Transcribe the records that follow, preserving every word.

*** Available data

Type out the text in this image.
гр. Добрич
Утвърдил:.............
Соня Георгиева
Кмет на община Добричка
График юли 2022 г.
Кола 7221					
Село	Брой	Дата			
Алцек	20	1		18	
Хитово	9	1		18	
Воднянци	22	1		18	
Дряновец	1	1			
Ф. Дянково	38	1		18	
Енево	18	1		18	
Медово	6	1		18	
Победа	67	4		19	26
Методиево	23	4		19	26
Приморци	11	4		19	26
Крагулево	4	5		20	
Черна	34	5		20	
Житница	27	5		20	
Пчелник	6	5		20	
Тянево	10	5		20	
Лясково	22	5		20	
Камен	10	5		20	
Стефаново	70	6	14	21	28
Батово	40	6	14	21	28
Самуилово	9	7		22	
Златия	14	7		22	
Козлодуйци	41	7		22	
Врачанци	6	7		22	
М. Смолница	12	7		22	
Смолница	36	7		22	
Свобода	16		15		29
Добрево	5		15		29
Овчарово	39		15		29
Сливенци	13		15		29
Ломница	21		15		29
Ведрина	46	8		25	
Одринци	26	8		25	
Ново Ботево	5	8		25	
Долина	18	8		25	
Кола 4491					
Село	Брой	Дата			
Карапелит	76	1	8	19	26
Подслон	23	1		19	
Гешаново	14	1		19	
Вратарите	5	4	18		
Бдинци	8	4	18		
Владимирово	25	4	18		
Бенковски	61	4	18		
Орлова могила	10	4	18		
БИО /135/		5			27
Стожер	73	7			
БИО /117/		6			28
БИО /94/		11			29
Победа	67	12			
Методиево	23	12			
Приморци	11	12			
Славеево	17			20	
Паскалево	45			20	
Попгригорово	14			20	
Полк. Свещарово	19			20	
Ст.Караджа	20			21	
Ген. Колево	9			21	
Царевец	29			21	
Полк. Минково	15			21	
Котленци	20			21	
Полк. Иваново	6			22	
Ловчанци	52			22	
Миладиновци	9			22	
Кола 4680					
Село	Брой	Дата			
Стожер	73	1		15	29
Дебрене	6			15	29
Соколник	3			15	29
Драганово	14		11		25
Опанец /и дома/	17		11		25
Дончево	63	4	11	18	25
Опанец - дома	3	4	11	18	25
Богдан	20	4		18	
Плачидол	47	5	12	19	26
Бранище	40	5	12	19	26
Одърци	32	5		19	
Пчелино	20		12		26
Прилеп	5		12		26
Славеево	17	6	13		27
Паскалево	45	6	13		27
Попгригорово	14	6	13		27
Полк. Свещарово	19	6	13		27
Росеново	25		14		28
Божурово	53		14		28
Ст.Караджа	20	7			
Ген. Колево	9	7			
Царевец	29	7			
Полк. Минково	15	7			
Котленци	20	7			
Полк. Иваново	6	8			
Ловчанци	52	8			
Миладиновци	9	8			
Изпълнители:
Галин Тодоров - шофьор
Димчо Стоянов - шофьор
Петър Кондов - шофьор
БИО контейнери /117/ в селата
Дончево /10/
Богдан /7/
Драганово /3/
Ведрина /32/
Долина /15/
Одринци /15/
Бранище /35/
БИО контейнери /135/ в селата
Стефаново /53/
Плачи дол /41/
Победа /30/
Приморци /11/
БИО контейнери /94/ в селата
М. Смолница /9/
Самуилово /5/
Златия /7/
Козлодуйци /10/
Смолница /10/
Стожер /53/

******

▸ Problem solution:
Type out the text in this image.
гр. Добрич
Утвърдил:.............
Соня Георгиева
Кмет на община Добричка
График юли 2022 г.
Кола 7221					
Село	Брой	Дата			
Алцек	20	1		18	
Хитово	9	1		18	
Воднянци	22	1		18	
Дряновец	1	1			
Ф. Дянково	38	1		18	
Енево	18	1		18	
Медово	6	1		18	
Победа	67	4		19	26
Методиево	23	4		19	26
Приморци	11	4		19	26
Крагулево	4	5		20	
Черна	34	5		20	
Житница	27	5		20	
Пчелник	6	5		20	
Тянево	10	5		20	
Лясково	22	5		20	
Камен	10	5		20	
Стефаново	70	6	14	21	28
Батово	40	6	14	21	28
Самуилово	9	7		22	
Златия	14	7		22	
Козлодуйци	41	7		22	
Врачанци	6	7		22	
М. Смолница	12	7		22	
Смолница	36	7		22	
Свобода	16		15		29
Добрево	5		15		29
Овчарово	39		15		29
Сливенци	13		15		29
Ломница	21		15		29
Ведрина	46	8		25	
Одринци	26	8		25	
Ново Ботево	5	8		25	
Долина	18	8		25	
Кола 4491					
Село	Брой	Дата			
Карапелит	76	1	8	19	26
Подслон	23	1		19	
Гешаново	14	1		19	
Вратарите	5	4	18		
Бдинци	8	4	18		
Владимирово	25	4	18		
Бенковски	61	4	18		
Орлова могила	10	4	18		
БИО /135/		5			27
Стожер	73	7			
БИО /117/		6			28
БИО /94/		11			29
Победа	67	12			
Методиево	23	12			
Приморци	11	12			
Славеево	17			20	
Паскалево	45			20	
Попгригорово	14			20	
Полк. Свещарово	19			20	
Ст.Караджа	20			21	
Ген. Колево	9			21	
Царевец	29			21	
Полк. Минково	15			21	
Котленци	20			21	
Полк. Иваново	6			22	
Ловчанци	52			22	
Миладиновци	9			22	
Кола 4680					
Село	Брой	Дата			
Стожер	73	1		15	29
Дебрене	6			15	29
Соколник	3			15	29
Драганово	14		11		25
Опанец /и дома/	17		11		25
Дончево	63	4	11	18	25
Опанец - дома	3	4	11	18	25
Богдан	20	4		18	
Плачидол	47	5	12	19	26
Бранище	40	5	12	19	26
Одърци	32	5		19	
Пчелино	20		12		26
Прилеп	5		12		26
Славеево	17	6	13		27
Паскалево	45	6	13		27
Попгригорово	14	6	13		27
Полк. Свещарово	19	6	13		27
Росеново	25		14		28
Божурово	53		14		28
Ст.Караджа	20	7			
Ген. Колево	9	7			
Царевец	29	7			
Полк. Минково	15	7			
Котленци	20	7			
Полк. Иваново	6	8			
Ловчанци	52	8			
Миладиновци	9	8			
Изпълнители:
Галин Тодоров - шофьор
Димчо Стоянов - шофьор
Петър Кондов - шофьор
БИО контейнери /117/ в селата
Дончево /10/
Богдан /7/
Драганово /3/
Ведрина /32/
Долина /15/
Одринци /15/
Бранище /35/
БИО контейнери /135/ в селата
Стефаново /53/
Плачи дол /41/
Победа /30/
Приморци /11/
БИО контейнери /94/ в селата
М. Смолница /9/
Самуилово /5/
Златия /7/
Козлодуйци /10/
Смолница /10/
Стожер /53/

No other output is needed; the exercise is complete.